-------- INFORMATION SUPPLIED

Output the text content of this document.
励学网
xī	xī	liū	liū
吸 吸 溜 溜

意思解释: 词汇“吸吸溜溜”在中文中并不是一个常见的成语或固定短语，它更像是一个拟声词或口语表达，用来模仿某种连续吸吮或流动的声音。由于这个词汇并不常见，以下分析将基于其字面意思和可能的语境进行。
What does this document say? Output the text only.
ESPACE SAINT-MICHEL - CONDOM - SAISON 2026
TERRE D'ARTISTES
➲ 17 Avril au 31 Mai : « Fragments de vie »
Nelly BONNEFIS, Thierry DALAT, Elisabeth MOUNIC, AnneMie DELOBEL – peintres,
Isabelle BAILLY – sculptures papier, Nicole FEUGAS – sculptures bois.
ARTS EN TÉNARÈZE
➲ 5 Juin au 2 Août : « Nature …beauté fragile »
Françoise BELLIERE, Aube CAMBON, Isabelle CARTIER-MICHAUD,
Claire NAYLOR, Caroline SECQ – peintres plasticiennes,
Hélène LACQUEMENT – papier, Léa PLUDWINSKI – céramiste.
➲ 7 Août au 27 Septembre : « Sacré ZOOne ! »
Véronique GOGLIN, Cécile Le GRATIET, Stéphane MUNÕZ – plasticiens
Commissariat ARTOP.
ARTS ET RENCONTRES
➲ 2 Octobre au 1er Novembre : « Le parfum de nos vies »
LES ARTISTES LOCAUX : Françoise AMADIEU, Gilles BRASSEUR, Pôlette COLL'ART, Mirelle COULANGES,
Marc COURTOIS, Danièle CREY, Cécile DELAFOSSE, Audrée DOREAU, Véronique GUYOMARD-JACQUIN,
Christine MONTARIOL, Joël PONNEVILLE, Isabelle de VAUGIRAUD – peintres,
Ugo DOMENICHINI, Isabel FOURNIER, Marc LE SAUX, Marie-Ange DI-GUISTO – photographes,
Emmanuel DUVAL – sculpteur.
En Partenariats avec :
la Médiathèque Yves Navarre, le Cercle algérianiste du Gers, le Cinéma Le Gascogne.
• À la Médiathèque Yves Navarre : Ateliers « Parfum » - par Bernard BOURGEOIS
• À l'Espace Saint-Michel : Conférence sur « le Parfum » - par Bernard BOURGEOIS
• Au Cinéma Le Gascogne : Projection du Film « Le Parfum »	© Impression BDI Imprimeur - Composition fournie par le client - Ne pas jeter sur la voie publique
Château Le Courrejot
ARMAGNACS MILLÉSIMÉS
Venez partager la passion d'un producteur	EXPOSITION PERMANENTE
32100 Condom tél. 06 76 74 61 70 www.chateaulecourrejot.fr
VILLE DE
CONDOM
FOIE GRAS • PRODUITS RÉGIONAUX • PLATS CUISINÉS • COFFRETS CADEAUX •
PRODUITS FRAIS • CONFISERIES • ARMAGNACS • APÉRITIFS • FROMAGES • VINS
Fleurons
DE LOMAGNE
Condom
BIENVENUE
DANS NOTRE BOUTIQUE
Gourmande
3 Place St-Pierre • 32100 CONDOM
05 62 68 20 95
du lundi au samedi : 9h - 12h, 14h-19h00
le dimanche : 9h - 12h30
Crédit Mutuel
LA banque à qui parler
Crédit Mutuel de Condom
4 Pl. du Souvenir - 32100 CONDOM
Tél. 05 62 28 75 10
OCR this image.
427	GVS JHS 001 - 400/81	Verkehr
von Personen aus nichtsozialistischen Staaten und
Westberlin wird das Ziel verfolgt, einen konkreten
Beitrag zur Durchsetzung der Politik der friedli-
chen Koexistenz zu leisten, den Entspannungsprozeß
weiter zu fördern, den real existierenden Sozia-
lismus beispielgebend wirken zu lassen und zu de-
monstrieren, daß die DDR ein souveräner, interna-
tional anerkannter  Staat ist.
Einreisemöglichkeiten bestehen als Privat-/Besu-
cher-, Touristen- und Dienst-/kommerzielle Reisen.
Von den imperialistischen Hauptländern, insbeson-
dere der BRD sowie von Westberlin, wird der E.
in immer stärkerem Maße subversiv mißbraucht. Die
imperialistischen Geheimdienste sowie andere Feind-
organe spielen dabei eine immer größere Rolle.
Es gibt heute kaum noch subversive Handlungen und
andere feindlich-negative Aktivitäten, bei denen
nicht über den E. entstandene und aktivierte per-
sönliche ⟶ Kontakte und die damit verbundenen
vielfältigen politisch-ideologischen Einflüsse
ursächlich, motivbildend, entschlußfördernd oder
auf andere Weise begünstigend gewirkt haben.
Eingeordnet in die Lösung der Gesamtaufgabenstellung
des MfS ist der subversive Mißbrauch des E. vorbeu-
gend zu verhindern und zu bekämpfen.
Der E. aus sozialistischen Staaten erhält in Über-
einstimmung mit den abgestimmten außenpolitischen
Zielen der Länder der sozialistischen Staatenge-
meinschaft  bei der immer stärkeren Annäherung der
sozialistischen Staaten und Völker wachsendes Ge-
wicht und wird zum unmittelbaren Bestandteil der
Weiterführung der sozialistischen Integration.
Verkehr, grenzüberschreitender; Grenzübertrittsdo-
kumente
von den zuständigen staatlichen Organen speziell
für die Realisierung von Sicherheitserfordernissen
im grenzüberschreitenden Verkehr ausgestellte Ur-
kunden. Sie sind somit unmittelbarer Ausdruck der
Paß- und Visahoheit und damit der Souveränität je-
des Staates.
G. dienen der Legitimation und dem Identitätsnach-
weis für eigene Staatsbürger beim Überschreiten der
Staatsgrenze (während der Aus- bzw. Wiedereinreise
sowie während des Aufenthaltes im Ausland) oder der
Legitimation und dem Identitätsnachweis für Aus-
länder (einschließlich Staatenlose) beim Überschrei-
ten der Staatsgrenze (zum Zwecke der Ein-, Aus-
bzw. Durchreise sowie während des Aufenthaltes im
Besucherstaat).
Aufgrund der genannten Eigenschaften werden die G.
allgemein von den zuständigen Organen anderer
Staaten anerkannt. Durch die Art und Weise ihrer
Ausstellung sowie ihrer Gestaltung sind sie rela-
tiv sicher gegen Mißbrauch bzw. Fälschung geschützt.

----------------

Search the data for the string "ARTS". List each line that has it.

ARTS EN TÉNARÈZE
ARTS ET RENCONTRES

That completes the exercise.